[Data excerpts]
#####
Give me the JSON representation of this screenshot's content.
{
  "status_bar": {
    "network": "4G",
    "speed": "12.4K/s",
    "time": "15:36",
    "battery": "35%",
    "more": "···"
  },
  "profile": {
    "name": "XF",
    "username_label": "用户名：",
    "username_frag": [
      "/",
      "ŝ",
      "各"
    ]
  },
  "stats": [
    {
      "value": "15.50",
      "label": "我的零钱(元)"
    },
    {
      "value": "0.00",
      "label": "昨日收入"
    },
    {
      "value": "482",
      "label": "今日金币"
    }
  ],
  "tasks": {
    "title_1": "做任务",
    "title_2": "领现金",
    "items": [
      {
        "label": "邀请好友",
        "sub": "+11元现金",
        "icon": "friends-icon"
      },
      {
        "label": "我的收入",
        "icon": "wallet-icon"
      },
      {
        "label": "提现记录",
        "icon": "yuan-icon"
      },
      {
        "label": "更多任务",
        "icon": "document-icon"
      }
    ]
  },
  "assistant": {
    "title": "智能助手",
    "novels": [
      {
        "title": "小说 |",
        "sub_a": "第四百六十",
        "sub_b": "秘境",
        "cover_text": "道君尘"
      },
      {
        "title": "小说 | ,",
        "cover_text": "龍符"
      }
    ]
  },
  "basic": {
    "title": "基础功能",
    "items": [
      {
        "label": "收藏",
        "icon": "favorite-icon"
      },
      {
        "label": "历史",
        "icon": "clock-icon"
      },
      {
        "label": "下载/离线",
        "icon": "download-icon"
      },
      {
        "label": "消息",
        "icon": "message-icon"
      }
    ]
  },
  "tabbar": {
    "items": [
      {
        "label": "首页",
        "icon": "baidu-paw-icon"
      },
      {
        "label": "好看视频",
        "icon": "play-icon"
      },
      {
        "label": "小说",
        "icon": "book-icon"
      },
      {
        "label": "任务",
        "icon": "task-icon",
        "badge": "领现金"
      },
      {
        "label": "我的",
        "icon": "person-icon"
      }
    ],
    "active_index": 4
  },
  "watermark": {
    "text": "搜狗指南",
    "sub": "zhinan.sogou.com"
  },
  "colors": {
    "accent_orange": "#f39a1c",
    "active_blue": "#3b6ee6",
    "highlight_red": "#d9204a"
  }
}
#####
REQUIRED WORK: Extract the complete listing above, reproducing each line exactly.

SOLUTION BELOW:
Give me the JSON representation of this screenshot's content.
{
  "status_bar": {
    "network": "4G",
    "speed": "12.4K/s",
    "time": "15:36",
    "battery": "35%",
    "more": "···"
  },
  "profile": {
    "name": "XF",
    "username_label": "用户名：",
    "username_frag": [
      "/",
      "ŝ",
      "各"
    ]
  },
  "stats": [
    {
      "value": "15.50",
      "label": "我的零钱(元)"
    },
    {
      "value": "0.00",
      "label": "昨日收入"
    },
    {
      "value": "482",
      "label": "今日金币"
    }
  ],
  "tasks": {
    "title_1": "做任务",
    "title_2": "领现金",
    "items": [
      {
        "label": "邀请好友",
        "sub": "+11元现金",
        "icon": "friends-icon"
      },
      {
        "label": "我的收入",
        "icon": "wallet-icon"
      },
      {
        "label": "提现记录",
        "icon": "yuan-icon"
      },
      {
        "label": "更多任务",
        "icon": "document-icon"
      }
    ]
  },
  "assistant": {
    "title": "智能助手",
    "novels": [
      {
        "title": "小说 |",
        "sub_a": "第四百六十",
        "sub_b": "秘境",
        "cover_text": "道君尘"
      },
      {
        "title": "小说 | ,",
        "cover_text": "龍符"
      }
    ]
  },
  "basic": {
    "title": "基础功能",
    "items": [
      {
        "label": "收藏",
        "icon": "favorite-icon"
      },
      {
        "label": "历史",
        "icon": "clock-icon"
      },
      {
        "label": "下载/离线",
        "icon": "download-icon"
      },
      {
        "label": "消息",
        "icon": "message-icon"
      }
    ]
  },
  "tabbar": {
    "items": [
      {
        "label": "首页",
        "icon": "baidu-paw-icon"
      },
      {
        "label": "好看视频",
        "icon": "play-icon"
      },
      {
        "label": "小说",
        "icon": "book-icon"
      },
      {
        "label": "任务",
        "icon": "task-icon",
        "badge": "领现金"
      },
      {
        "label": "我的",
        "icon": "person-icon"
      }
    ],
    "active_index": 4
  },
  "watermark": {
    "text": "搜狗指南",
    "sub": "zhinan.sogou.com"
  },
  "colors": {
    "accent_orange": "#f39a1c",
    "active_blue": "#3b6ee6",
    "highlight_red": "#d9204a"
  }
}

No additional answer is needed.